Below are some records; reproduce every one of them exactly.

Saved entries:
****************************************

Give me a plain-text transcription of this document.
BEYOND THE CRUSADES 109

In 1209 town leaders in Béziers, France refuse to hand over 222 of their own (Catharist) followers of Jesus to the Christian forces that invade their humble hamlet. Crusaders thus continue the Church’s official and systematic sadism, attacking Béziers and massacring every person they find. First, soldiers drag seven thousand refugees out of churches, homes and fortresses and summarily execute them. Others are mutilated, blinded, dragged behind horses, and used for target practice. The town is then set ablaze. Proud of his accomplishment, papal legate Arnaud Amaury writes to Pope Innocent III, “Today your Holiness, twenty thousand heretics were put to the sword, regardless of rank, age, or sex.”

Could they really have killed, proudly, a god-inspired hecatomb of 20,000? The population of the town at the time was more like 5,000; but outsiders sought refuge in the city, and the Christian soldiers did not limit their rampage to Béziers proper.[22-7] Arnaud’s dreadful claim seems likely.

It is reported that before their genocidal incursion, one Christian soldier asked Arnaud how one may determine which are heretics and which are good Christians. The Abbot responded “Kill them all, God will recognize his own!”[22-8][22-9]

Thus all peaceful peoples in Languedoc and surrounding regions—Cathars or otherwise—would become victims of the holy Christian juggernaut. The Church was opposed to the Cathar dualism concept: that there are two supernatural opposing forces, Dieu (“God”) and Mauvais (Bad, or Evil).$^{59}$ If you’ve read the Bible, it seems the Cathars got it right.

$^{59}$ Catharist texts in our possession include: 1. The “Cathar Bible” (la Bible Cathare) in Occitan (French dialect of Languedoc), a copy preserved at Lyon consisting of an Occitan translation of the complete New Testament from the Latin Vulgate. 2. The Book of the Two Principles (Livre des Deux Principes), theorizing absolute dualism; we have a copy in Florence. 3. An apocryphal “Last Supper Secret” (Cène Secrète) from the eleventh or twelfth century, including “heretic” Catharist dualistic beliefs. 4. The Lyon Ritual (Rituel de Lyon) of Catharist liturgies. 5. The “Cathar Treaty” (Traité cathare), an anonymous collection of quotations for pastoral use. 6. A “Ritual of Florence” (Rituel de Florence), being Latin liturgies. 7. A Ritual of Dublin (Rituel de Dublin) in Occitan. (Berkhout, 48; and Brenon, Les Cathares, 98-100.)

****************************************

Written solution
Give me a plain-text transcription of this document.
BEYOND THE CRUSADES 109

In 1209 town leaders in Béziers, France refuse to hand over 222 of their own (Catharist) followers of Jesus to the Christian forces that invade their humble hamlet. Crusaders thus continue the Church’s official and systematic sadism, attacking Béziers and massacring every person they find. First, soldiers drag seven thousand refugees out of churches, homes and fortresses and summarily execute them. Others are mutilated, blinded, dragged behind horses, and used for target practice. The town is then set ablaze. Proud of his accomplishment, papal legate Arnaud Amaury writes to Pope Innocent III, “Today your Holiness, twenty thousand heretics were put to the sword, regardless of rank, age, or sex.”

Could they really have killed, proudly, a god-inspired hecatomb of 20,000? The population of the town at the time was more like 5,000; but outsiders sought refuge in the city, and the Christian soldiers did not limit their rampage to Béziers proper.[22-7] Arnaud’s dreadful claim seems likely.

It is reported that before their genocidal incursion, one Christian soldier asked Arnaud how one may determine which are heretics and which are good Christians. The Abbot responded “Kill them all, God will recognize his own!”[22-8][22-9]

Thus all peaceful peoples in Languedoc and surrounding regions—Cathars or otherwise—would become victims of the holy Christian juggernaut. The Church was opposed to the Cathar dualism concept: that there are two supernatural opposing forces, Dieu (“God”) and Mauvais (Bad, or Evil).$^{59}$ If you’ve read the Bible, it seems the Cathars got it right.

$^{59}$ Catharist texts in our possession include: 1. The “Cathar Bible” (la Bible Cathare) in Occitan (French dialect of Languedoc), a copy preserved at Lyon consisting of an Occitan translation of the complete New Testament from the Latin Vulgate. 2. The Book of the Two Principles (Livre des Deux Principes), theorizing absolute dualism; we have a copy in Florence. 3. An apocryphal “Last Supper Secret” (Cène Secrète) from the eleventh or twelfth century, including “heretic” Catharist dualistic beliefs. 4. The Lyon Ritual (Rituel de Lyon) of Catharist liturgies. 5. The “Cathar Treaty” (Traité cathare), an anonymous collection of quotations for pastoral use. 6. A “Ritual of Florence” (Rituel de Florence), being Latin liturgies. 7. A Ritual of Dublin (Rituel de Dublin) in Occitan. (Berkhout, 48; and Brenon, Les Cathares, 98-100.)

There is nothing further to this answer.